## Work instructions
Count every line in the following entries where the word "this" appears. Give the count alone.

## Exercise data
>>>

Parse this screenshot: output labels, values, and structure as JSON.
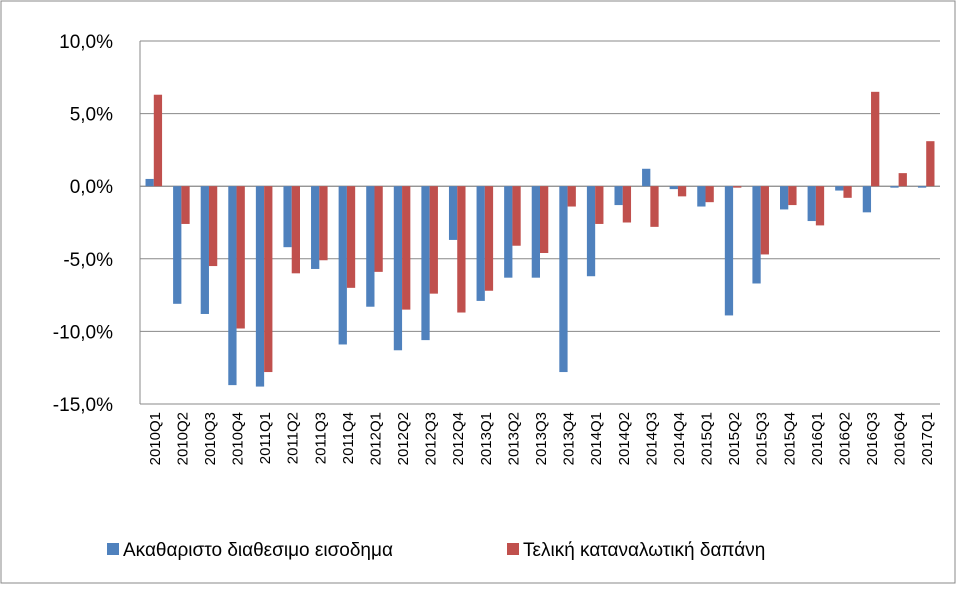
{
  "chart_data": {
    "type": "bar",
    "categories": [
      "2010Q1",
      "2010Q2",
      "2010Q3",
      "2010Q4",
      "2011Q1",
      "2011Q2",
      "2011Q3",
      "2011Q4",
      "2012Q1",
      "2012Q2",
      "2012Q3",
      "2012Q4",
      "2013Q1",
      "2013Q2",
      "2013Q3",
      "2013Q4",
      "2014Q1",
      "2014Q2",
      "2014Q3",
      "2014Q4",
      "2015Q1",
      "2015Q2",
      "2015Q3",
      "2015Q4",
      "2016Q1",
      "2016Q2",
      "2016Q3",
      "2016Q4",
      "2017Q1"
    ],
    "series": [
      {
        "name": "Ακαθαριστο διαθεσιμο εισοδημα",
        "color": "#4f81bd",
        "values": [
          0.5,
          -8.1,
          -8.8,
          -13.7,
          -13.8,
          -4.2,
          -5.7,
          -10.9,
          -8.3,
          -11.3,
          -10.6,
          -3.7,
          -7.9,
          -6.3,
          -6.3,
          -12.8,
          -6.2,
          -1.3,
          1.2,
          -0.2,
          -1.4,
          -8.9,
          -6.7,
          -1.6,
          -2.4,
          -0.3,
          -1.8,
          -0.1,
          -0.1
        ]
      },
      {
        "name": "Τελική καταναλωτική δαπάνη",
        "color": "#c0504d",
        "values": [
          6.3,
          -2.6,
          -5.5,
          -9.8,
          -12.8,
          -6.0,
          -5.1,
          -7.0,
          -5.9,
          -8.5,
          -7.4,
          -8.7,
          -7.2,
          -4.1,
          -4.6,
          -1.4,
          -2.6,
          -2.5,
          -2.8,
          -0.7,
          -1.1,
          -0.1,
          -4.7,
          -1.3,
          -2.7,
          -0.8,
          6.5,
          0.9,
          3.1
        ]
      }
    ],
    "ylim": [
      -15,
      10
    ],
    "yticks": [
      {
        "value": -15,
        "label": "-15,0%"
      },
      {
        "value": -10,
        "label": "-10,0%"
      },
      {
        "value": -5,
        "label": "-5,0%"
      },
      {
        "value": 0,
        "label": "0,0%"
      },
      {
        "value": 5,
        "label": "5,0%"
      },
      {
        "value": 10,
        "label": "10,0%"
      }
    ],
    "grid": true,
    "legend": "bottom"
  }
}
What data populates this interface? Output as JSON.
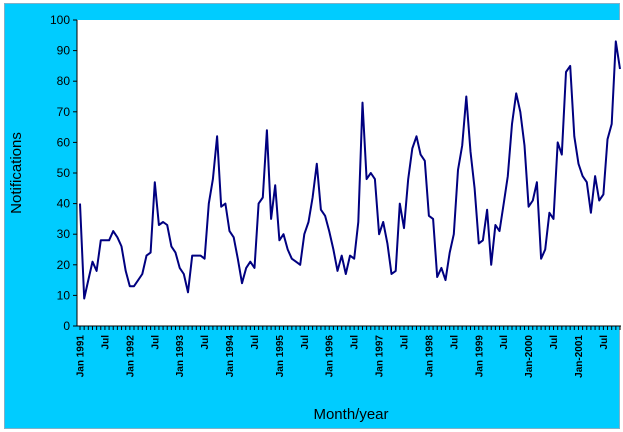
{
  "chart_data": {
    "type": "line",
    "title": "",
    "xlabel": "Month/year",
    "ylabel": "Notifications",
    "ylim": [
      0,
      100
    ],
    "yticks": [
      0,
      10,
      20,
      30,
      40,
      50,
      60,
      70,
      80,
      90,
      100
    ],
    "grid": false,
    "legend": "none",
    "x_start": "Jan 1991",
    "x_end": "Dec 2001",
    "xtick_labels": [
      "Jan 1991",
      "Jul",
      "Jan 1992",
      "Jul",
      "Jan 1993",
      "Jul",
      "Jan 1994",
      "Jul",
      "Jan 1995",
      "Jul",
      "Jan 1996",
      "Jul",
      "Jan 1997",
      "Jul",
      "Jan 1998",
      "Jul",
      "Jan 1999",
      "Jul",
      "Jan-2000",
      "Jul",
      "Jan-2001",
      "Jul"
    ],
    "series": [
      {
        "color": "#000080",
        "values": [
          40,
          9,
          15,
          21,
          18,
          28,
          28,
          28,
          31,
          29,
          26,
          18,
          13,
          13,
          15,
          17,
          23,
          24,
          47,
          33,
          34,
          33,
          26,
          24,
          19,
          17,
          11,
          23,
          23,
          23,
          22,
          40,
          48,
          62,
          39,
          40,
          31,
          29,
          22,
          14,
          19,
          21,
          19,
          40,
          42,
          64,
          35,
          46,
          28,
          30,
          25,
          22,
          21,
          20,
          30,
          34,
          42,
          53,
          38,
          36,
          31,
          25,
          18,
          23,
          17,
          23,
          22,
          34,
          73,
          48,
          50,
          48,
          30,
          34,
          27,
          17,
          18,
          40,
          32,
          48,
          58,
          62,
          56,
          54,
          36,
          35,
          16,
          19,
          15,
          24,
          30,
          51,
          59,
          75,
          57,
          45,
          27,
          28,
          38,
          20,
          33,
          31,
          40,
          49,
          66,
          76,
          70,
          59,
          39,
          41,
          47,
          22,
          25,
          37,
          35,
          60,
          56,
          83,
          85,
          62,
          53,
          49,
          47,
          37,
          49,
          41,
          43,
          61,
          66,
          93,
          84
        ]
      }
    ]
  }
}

<<<

## Task output
2